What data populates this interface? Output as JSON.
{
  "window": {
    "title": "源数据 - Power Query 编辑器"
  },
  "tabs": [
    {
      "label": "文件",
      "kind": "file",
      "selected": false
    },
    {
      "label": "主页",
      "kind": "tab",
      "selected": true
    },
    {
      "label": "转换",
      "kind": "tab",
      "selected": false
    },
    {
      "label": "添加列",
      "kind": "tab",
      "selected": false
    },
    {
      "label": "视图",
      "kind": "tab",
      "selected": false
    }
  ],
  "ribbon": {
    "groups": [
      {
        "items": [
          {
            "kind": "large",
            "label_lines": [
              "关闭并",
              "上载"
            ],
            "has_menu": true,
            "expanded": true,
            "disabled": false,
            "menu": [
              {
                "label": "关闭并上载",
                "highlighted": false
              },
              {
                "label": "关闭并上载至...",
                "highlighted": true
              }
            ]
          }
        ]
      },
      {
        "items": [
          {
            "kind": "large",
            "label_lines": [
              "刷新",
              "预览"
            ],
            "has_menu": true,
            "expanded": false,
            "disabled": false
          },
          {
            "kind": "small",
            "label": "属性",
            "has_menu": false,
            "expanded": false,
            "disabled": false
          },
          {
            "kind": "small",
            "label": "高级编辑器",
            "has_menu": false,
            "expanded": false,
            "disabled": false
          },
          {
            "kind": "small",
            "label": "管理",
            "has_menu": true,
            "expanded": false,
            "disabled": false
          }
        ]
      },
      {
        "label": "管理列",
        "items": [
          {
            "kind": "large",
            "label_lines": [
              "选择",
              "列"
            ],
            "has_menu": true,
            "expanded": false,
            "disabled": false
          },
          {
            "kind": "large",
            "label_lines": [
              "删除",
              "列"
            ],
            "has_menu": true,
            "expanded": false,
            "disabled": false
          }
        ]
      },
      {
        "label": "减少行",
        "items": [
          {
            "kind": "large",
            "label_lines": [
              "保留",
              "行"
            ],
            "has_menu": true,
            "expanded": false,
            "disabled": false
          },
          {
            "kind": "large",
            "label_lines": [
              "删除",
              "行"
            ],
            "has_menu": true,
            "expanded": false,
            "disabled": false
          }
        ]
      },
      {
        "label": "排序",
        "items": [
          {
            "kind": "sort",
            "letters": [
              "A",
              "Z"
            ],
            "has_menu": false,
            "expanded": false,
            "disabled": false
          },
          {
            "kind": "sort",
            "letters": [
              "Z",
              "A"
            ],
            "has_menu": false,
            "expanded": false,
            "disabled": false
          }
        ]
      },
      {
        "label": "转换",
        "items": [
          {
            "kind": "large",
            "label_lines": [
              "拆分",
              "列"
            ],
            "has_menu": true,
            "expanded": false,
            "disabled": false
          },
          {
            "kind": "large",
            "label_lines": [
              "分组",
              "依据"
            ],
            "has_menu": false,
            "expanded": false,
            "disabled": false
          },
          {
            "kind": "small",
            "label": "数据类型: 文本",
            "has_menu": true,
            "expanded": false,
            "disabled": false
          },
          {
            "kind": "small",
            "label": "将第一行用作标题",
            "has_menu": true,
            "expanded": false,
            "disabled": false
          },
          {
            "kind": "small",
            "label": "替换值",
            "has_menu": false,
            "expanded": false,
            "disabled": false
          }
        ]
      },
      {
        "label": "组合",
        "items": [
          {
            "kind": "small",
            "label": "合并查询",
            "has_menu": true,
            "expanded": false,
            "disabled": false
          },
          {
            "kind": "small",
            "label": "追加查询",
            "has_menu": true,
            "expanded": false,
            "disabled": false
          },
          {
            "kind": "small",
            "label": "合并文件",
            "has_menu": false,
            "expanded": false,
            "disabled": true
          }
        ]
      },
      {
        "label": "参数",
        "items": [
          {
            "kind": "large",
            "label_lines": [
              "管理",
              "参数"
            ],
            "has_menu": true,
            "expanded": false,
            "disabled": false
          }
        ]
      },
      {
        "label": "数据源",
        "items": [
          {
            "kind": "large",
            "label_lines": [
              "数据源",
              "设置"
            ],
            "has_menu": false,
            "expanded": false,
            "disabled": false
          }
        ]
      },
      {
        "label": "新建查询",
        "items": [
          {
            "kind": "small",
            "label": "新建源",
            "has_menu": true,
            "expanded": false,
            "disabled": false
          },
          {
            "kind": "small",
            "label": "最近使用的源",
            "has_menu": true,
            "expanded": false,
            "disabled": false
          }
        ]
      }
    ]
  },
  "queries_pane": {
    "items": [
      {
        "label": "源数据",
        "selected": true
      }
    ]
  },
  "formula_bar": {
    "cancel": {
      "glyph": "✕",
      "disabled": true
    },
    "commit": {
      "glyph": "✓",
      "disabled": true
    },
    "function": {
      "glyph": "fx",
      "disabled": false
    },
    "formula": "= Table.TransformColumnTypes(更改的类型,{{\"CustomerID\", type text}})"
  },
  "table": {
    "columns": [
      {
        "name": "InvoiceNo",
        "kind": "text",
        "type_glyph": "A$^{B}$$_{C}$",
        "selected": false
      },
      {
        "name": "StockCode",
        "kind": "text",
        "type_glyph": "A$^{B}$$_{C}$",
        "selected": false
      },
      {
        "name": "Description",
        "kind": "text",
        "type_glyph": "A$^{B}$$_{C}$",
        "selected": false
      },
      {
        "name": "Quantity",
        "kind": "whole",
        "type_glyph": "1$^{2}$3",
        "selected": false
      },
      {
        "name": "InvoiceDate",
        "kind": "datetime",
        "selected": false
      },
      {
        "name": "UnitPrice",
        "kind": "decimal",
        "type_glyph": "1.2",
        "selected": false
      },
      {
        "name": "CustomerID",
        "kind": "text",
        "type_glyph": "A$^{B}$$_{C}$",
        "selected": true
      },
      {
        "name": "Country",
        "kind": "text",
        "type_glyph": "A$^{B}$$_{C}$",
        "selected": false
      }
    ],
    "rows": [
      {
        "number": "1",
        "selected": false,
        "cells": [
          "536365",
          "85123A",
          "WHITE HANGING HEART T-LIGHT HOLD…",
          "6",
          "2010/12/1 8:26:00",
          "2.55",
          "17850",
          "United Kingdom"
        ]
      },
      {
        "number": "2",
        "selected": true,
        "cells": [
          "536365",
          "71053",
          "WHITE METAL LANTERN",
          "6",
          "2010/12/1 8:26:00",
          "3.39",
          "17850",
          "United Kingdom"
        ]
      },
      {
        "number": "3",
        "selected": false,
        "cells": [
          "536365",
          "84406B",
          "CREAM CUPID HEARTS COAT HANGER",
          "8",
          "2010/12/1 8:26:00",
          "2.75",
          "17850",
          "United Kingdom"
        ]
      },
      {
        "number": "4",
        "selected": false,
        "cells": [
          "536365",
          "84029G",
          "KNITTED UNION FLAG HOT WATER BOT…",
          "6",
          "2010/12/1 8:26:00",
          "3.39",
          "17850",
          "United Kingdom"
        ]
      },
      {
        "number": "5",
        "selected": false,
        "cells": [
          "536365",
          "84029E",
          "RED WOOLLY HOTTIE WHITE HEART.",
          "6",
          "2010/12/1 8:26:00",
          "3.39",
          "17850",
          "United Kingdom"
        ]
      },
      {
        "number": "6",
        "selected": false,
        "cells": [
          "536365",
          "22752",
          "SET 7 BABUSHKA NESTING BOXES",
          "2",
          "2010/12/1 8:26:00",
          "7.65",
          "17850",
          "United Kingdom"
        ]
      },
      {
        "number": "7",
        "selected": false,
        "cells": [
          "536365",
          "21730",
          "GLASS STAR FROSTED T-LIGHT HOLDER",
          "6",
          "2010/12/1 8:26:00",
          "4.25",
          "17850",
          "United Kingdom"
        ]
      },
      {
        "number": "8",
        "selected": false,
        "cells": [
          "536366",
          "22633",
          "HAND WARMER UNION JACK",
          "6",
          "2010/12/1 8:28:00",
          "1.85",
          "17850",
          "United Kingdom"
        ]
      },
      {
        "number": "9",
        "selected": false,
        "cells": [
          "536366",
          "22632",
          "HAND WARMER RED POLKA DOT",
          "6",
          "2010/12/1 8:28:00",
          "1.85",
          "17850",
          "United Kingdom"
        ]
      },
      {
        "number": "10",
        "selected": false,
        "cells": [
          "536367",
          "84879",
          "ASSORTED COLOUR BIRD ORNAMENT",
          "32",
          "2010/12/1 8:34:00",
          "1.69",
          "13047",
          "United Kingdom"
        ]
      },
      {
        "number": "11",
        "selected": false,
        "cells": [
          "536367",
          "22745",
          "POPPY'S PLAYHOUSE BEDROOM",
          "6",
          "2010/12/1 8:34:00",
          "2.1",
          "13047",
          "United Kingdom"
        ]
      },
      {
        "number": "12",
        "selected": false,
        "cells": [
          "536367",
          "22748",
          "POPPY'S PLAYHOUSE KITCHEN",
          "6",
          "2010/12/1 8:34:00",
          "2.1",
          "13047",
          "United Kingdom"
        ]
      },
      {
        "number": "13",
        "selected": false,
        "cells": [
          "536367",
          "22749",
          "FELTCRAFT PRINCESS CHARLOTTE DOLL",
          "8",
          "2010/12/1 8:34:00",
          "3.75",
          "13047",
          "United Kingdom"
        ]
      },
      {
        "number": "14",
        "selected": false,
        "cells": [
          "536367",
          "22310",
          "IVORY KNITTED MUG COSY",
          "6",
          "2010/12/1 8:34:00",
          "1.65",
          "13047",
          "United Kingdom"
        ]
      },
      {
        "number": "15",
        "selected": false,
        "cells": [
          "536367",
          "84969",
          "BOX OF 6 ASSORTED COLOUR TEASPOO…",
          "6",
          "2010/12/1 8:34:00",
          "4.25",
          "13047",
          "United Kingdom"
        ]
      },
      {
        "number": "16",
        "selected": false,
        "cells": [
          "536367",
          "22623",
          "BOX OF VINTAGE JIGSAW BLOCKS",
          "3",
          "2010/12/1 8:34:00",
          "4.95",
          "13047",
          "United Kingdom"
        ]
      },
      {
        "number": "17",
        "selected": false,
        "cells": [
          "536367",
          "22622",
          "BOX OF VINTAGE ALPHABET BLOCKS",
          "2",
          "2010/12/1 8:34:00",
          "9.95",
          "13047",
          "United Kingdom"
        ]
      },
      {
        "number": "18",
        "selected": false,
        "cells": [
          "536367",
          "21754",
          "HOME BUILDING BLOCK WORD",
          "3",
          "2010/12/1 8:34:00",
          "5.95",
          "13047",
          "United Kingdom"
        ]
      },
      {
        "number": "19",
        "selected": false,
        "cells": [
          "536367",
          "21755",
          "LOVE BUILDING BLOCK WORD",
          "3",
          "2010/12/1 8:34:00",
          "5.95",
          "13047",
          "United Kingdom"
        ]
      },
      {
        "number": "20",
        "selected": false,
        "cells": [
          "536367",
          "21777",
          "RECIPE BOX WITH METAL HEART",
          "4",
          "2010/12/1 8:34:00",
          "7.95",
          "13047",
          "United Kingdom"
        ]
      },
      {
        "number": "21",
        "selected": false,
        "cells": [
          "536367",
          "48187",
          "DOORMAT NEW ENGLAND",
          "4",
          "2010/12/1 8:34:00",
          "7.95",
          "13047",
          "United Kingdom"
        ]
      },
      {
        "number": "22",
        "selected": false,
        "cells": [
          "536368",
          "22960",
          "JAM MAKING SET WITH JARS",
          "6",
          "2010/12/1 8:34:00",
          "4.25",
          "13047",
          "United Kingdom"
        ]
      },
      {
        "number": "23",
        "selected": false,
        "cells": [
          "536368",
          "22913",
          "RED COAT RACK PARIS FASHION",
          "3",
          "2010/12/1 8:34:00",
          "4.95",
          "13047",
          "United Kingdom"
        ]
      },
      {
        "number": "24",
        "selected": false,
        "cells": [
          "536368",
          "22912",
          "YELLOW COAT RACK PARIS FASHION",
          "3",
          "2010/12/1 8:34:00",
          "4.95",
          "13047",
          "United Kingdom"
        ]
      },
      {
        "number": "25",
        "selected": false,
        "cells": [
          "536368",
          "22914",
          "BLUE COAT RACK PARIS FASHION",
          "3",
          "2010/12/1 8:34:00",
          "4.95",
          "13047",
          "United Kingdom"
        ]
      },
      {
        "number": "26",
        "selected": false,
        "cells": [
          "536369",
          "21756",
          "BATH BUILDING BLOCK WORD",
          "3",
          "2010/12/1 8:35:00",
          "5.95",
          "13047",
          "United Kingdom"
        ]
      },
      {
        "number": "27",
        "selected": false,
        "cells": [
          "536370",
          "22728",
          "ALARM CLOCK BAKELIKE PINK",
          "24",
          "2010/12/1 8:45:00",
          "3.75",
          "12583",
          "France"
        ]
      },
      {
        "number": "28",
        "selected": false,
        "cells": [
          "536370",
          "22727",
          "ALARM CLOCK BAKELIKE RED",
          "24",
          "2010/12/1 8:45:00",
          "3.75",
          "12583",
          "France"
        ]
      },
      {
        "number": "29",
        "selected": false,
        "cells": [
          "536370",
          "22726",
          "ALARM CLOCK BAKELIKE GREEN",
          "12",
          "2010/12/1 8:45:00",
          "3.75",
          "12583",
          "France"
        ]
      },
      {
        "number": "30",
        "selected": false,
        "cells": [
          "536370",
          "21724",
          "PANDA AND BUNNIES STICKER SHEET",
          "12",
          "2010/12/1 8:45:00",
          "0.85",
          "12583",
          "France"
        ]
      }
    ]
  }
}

* SET EXERCISE *
Copy and report every line where the word "RACK" is present.

* WRITTEN SOLUTION *
          "RED COAT RACK PARIS FASHION",
          "YELLOW COAT RACK PARIS FASHION",
          "BLUE COAT RACK PARIS FASHION",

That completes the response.